**OBJECTIVE**
Every entry should be repeated exactly. Omit the pictures.

**DATA SHOWN**
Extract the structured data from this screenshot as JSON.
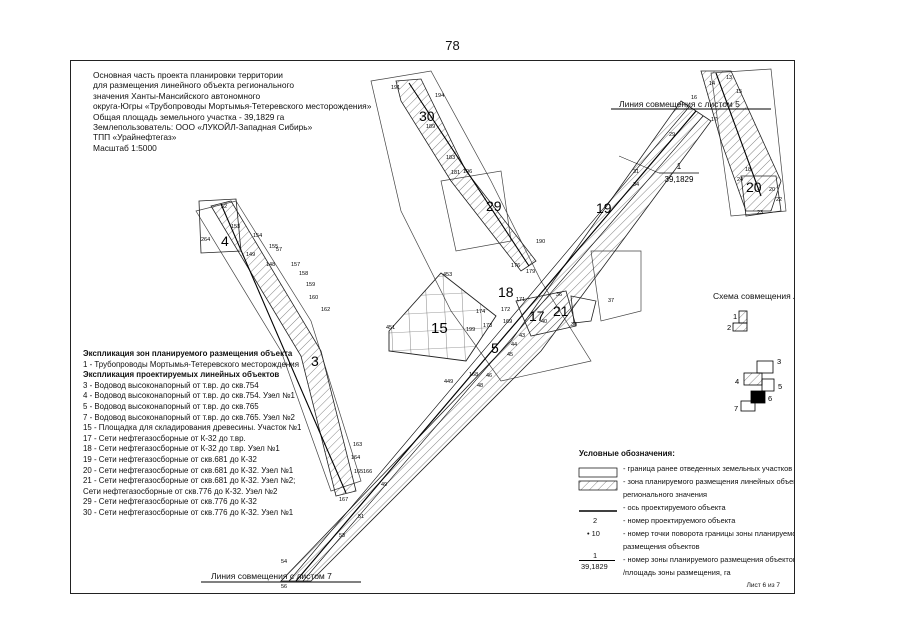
{
  "page_number": "78",
  "title_block": {
    "lines": [
      "Основная часть проекта планировки территории",
      "для размещения линейного объекта регионального",
      "значения Ханты-Мансийского автономного",
      "округа-Югры «Трубопроводы Мортымья-Тетеревского месторождения»",
      "Общая площадь земельного  участка - 39,1829 га",
      "Землепользователь: ООО «ЛУКОЙЛ-Западная Сибирь»",
      "ТПП «Урайнефтегаз»",
      "Масштаб 1:5000"
    ]
  },
  "explication": {
    "zones_header": "Экспликация зон планируемого размещения объекта",
    "zones": [
      "1 - Трубопроводы Мортымья-Тетеревского месторождения"
    ],
    "objects_header": "Экспликация проектируемых линейных объектов",
    "objects": [
      "3 - Водовод высоконапорный от т.вр. до скв.754",
      "4 - Водовод высоконапорный от т.вр. до скв.754. Узел №1",
      "5 - Водовод высоконапорный от т.вр. до скв.765",
      "7 - Водовод высоконапорный от т.вр. до скв.765. Узел №2",
      "15 - Площадка для складирования древесины. Участок №1",
      "17 - Сети нефтегазосборные от К-32 до т.вр.",
      "18 - Сети нефтегазосборные от К-32 до т.вр. Узел №1",
      "19 - Сети нефтегазосборные от скв.681 до К-32",
      "20 - Сети нефтегазосборные от скв.681 до К-32. Узел №1",
      "21 - Сети нефтегазосборные от скв.681 до К-32. Узел №2;",
      "     Сети нефтегазосборные от скв.776 до К-32. Узел №2",
      "29 - Сети нефтегазосборные от скв.776 до К-32",
      "30 - Сети нефтегазосборные от скв.776 до К-32. Узел №1"
    ]
  },
  "legend": {
    "title": "Условные обозначения:",
    "items": [
      {
        "text": "- граница ранее отведенных земельных участков"
      },
      {
        "text": "- зона планируемого размещения линейных объектов"
      },
      {
        "text": "регионального значения"
      },
      {
        "text": "- ось проектируемого объекта"
      },
      {
        "symbol": "2",
        "text": "- номер проектируемого объекта"
      },
      {
        "symbol": "• 10",
        "text": "- номер точки поворота границы зоны планируемого"
      },
      {
        "text": "размещения объектов"
      },
      {
        "symbol_num": "1",
        "symbol_den": "39,1829",
        "text": "- номер зоны планируемого размещения объектов"
      },
      {
        "text": "/площадь зоны размещения, га"
      }
    ]
  },
  "scheme": {
    "title": "Схема совмещения листов",
    "sheet_nums": [
      "1",
      "2",
      "3",
      "4",
      "5",
      "6",
      "7"
    ]
  },
  "map_labels": {
    "match_line_top": "Линия совмещения с листом 5",
    "match_line_bottom": "Линия совмещения с листом 7",
    "zone_fraction_num": "1",
    "zone_fraction_den": "39,1829",
    "sheet_label": "Лист 6 из 7",
    "object_numbers": [
      "3",
      "4",
      "5",
      "15",
      "17",
      "18",
      "19",
      "20",
      "21",
      "29",
      "30"
    ],
    "point_numbers": [
      "13",
      "14",
      "15",
      "16",
      "17",
      "18",
      "20",
      "22",
      "23",
      "24",
      "29",
      "31",
      "34",
      "36",
      "37",
      "38",
      "40",
      "43",
      "44",
      "45",
      "46",
      "48",
      "49",
      "51",
      "52",
      "53",
      "54",
      "56",
      "57",
      "148",
      "149",
      "153",
      "154",
      "155",
      "157",
      "158",
      "159",
      "160",
      "162",
      "163",
      "164",
      "165",
      "166",
      "167",
      "168",
      "169",
      "171",
      "172",
      "173",
      "174",
      "176",
      "179",
      "181",
      "183",
      "189",
      "190",
      "191",
      "194",
      "196",
      "199",
      "264",
      "449",
      "451",
      "453",
      "454",
      "455"
    ]
  }
}
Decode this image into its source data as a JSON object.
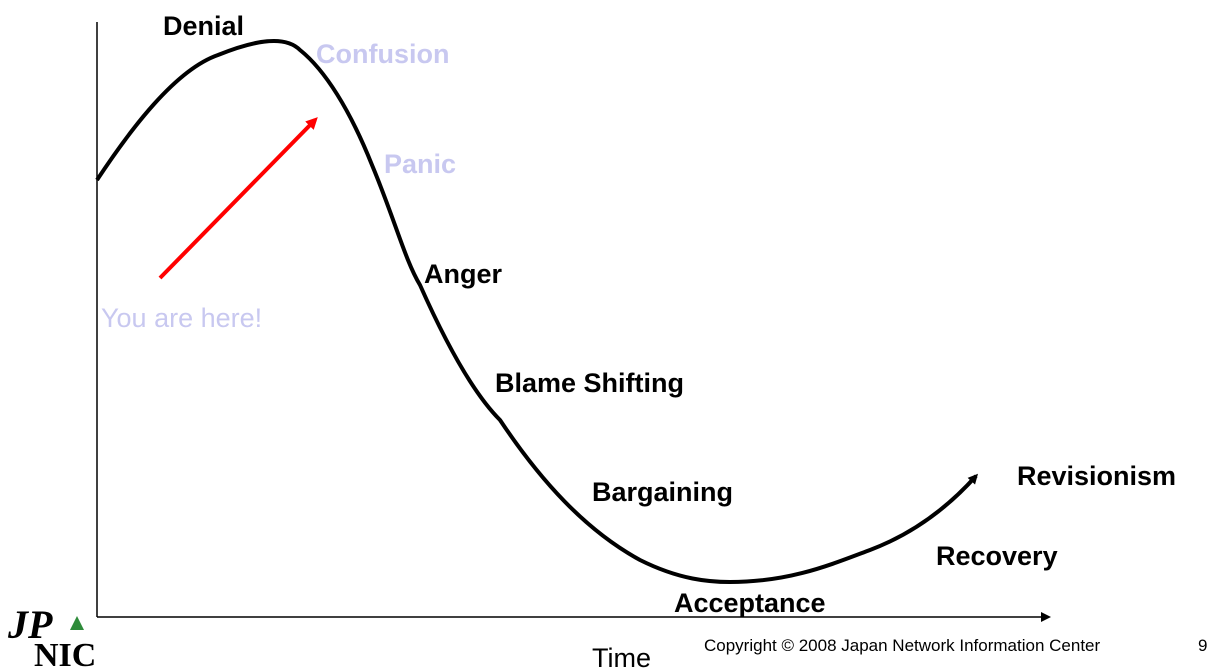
{
  "diagram": {
    "stages": {
      "denial": "Denial",
      "confusion": "Confusion",
      "panic": "Panic",
      "anger": "Anger",
      "blame_shifting": "Blame Shifting",
      "bargaining": "Bargaining",
      "acceptance": "Acceptance",
      "recovery": "Recovery",
      "revisionism": "Revisionism"
    },
    "marker_label": "You are here!",
    "x_axis_label": "Time"
  },
  "footer": {
    "copyright": "Copyright © 2008 Japan Network Information Center",
    "page_number": "9"
  },
  "logo": {
    "text_jp": "JP",
    "text_nic": "NIC"
  },
  "colors": {
    "stage_active": "#000000",
    "stage_faded": "#c8c8f0",
    "marker_arrow": "#ff0000",
    "curve": "#000000",
    "logo_green": "#2e8b3a"
  }
}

**RESULT FOR THIS TASK**
Extract the structured data from this screenshot as JSON.
{
  "page_number": "78",
  "title_block": {
    "lines": [
      "Основная часть проекта планировки территории",
      "для размещения линейного объекта регионального",
      "значения Ханты-Мансийского автономного",
      "округа-Югры «Трубопроводы Мортымья-Тетеревского месторождения»",
      "Общая площадь земельного  участка - 39,1829 га",
      "Землепользователь: ООО «ЛУКОЙЛ-Западная Сибирь»",
      "ТПП «Урайнефтегаз»",
      "Масштаб 1:5000"
    ]
  },
  "explication": {
    "zones_header": "Экспликация зон планируемого размещения объекта",
    "zones": [
      "1 - Трубопроводы Мортымья-Тетеревского месторождения"
    ],
    "objects_header": "Экспликация проектируемых линейных объектов",
    "objects": [
      "3 - Водовод высоконапорный от т.вр. до скв.754",
      "4 - Водовод высоконапорный от т.вр. до скв.754. Узел №1",
      "5 - Водовод высоконапорный от т.вр. до скв.765",
      "7 - Водовод высоконапорный от т.вр. до скв.765. Узел №2",
      "15 - Площадка для складирования древесины. Участок №1",
      "17 - Сети нефтегазосборные от К-32 до т.вр.",
      "18 - Сети нефтегазосборные от К-32 до т.вр. Узел №1",
      "19 - Сети нефтегазосборные от скв.681 до К-32",
      "20 - Сети нефтегазосборные от скв.681 до К-32. Узел №1",
      "21 - Сети нефтегазосборные от скв.681 до К-32. Узел №2;",
      "     Сети нефтегазосборные от скв.776 до К-32. Узел №2",
      "29 - Сети нефтегазосборные от скв.776 до К-32",
      "30 - Сети нефтегазосборные от скв.776 до К-32. Узел №1"
    ]
  },
  "legend": {
    "title": "Условные обозначения:",
    "items": [
      {
        "text": "- граница ранее отведенных земельных участков"
      },
      {
        "text": "- зона планируемого размещения линейных объектов"
      },
      {
        "text": "регионального значения"
      },
      {
        "text": "- ось проектируемого объекта"
      },
      {
        "symbol": "2",
        "text": "- номер проектируемого объекта"
      },
      {
        "symbol": "• 10",
        "text": "- номер точки поворота границы зоны планируемого"
      },
      {
        "text": "размещения объектов"
      },
      {
        "symbol_num": "1",
        "symbol_den": "39,1829",
        "text": "- номер зоны планируемого размещения объектов"
      },
      {
        "text": "/площадь зоны размещения, га"
      }
    ]
  },
  "scheme": {
    "title": "Схема совмещения листов",
    "sheet_nums": [
      "1",
      "2",
      "3",
      "4",
      "5",
      "6",
      "7"
    ]
  },
  "map_labels": {
    "match_line_top": "Линия совмещения с листом 5",
    "match_line_bottom": "Линия совмещения с листом 7",
    "zone_fraction_num": "1",
    "zone_fraction_den": "39,1829",
    "sheet_label": "Лист 6 из 7",
    "object_numbers": [
      "3",
      "4",
      "5",
      "15",
      "17",
      "18",
      "19",
      "20",
      "21",
      "29",
      "30"
    ],
    "point_numbers": [
      "13",
      "14",
      "15",
      "16",
      "17",
      "18",
      "20",
      "22",
      "23",
      "24",
      "29",
      "31",
      "34",
      "36",
      "37",
      "38",
      "40",
      "43",
      "44",
      "45",
      "46",
      "48",
      "49",
      "51",
      "52",
      "53",
      "54",
      "56",
      "57",
      "148",
      "149",
      "153",
      "154",
      "155",
      "157",
      "158",
      "159",
      "160",
      "162",
      "163",
      "164",
      "165",
      "166",
      "167",
      "168",
      "169",
      "171",
      "172",
      "173",
      "174",
      "176",
      "179",
      "181",
      "183",
      "189",
      "190",
      "191",
      "194",
      "196",
      "199",
      "264",
      "449",
      "451",
      "453",
      "454",
      "455"
    ]
  }
}
Decode this image into its source data as a JSON object.
{
  "diagram": {
    "stages": {
      "denial": "Denial",
      "confusion": "Confusion",
      "panic": "Panic",
      "anger": "Anger",
      "blame_shifting": "Blame Shifting",
      "bargaining": "Bargaining",
      "acceptance": "Acceptance",
      "recovery": "Recovery",
      "revisionism": "Revisionism"
    },
    "marker_label": "You are here!",
    "x_axis_label": "Time"
  },
  "footer": {
    "copyright": "Copyright © 2008 Japan Network Information Center",
    "page_number": "9"
  },
  "logo": {
    "text_jp": "JP",
    "text_nic": "NIC"
  },
  "colors": {
    "stage_active": "#000000",
    "stage_faded": "#c8c8f0",
    "marker_arrow": "#ff0000",
    "curve": "#000000",
    "logo_green": "#2e8b3a"
  }
}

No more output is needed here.